_Data supplied_.
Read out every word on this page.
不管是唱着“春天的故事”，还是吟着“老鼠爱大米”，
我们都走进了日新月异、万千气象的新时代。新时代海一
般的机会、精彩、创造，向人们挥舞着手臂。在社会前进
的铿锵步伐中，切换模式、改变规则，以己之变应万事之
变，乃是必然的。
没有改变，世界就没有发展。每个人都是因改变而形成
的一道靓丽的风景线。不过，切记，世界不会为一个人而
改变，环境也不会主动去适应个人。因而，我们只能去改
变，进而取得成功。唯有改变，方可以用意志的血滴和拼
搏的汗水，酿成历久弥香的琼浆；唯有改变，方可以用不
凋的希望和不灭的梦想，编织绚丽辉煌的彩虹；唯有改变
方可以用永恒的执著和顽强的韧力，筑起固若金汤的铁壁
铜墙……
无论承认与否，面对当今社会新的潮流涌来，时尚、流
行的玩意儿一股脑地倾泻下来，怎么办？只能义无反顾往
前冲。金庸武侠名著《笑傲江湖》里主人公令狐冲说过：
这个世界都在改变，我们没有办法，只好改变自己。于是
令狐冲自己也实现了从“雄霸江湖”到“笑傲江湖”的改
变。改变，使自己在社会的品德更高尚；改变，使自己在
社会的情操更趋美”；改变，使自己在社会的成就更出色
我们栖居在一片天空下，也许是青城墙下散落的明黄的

* * *

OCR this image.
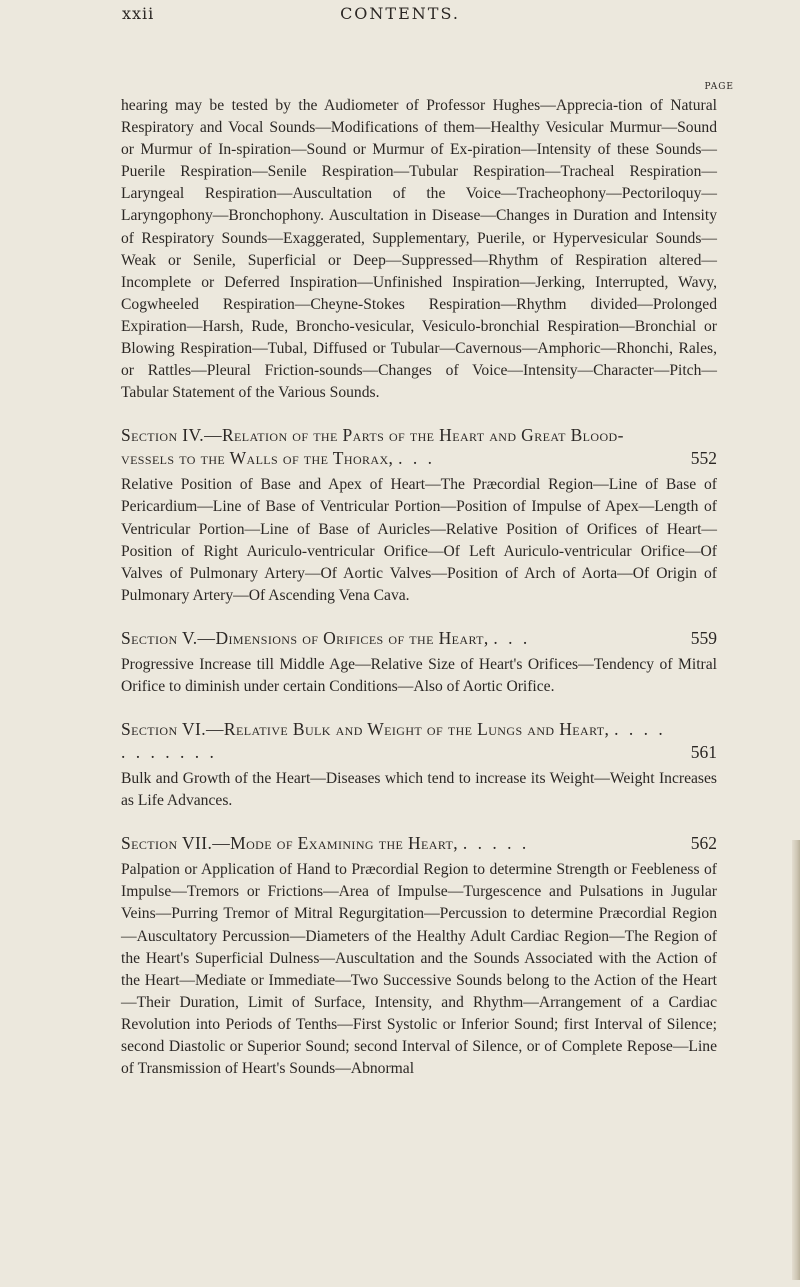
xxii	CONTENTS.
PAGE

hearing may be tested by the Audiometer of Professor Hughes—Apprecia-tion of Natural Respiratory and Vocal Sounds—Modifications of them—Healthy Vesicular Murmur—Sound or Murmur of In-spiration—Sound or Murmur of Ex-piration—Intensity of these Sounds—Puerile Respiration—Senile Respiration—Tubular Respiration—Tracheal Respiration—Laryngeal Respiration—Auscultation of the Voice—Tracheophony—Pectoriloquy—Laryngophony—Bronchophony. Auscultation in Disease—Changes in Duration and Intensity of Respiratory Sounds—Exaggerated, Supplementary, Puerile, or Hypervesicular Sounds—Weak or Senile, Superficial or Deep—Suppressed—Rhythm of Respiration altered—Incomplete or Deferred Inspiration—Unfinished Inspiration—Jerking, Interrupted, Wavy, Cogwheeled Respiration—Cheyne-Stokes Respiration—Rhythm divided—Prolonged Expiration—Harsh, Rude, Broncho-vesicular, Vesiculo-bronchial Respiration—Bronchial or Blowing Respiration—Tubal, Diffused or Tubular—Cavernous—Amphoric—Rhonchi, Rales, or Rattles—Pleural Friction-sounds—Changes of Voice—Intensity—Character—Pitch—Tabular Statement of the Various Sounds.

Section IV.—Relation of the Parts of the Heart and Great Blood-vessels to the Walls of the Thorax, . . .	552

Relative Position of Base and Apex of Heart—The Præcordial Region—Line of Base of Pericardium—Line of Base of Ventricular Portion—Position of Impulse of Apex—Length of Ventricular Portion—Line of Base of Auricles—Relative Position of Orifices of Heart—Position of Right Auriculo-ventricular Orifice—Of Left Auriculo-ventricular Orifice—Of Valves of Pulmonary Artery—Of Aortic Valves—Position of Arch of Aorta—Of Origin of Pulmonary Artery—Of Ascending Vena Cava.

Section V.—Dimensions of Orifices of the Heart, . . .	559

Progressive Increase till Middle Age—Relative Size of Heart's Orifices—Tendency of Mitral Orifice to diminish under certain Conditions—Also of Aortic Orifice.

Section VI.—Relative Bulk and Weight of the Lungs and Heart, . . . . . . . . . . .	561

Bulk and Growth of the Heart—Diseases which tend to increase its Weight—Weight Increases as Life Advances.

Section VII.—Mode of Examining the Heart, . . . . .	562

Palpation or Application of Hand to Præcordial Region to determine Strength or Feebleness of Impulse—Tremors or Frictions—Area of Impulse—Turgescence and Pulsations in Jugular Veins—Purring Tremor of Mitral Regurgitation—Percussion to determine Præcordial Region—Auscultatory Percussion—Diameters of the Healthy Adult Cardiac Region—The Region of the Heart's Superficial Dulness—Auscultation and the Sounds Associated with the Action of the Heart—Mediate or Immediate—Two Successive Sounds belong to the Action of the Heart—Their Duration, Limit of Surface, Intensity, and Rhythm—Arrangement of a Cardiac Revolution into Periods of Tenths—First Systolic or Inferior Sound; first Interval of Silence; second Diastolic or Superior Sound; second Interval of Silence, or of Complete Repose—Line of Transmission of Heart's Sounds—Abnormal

_The exercise_. Your task is to collect every line above that contains the word "Section".

_Solution to this exercise_.
Section IV.—Relation of the Parts of the Heart and Great Blood-vessels to the Walls of the Thorax, . . .	552
Section V.—Dimensions of Orifices of the Heart, . . .	559
Section VI.—Relative Bulk and Weight of the Lungs and Heart, . . . . . . . . . . .	561
Section VII.—Mode of Examining the Heart, . . . . .	562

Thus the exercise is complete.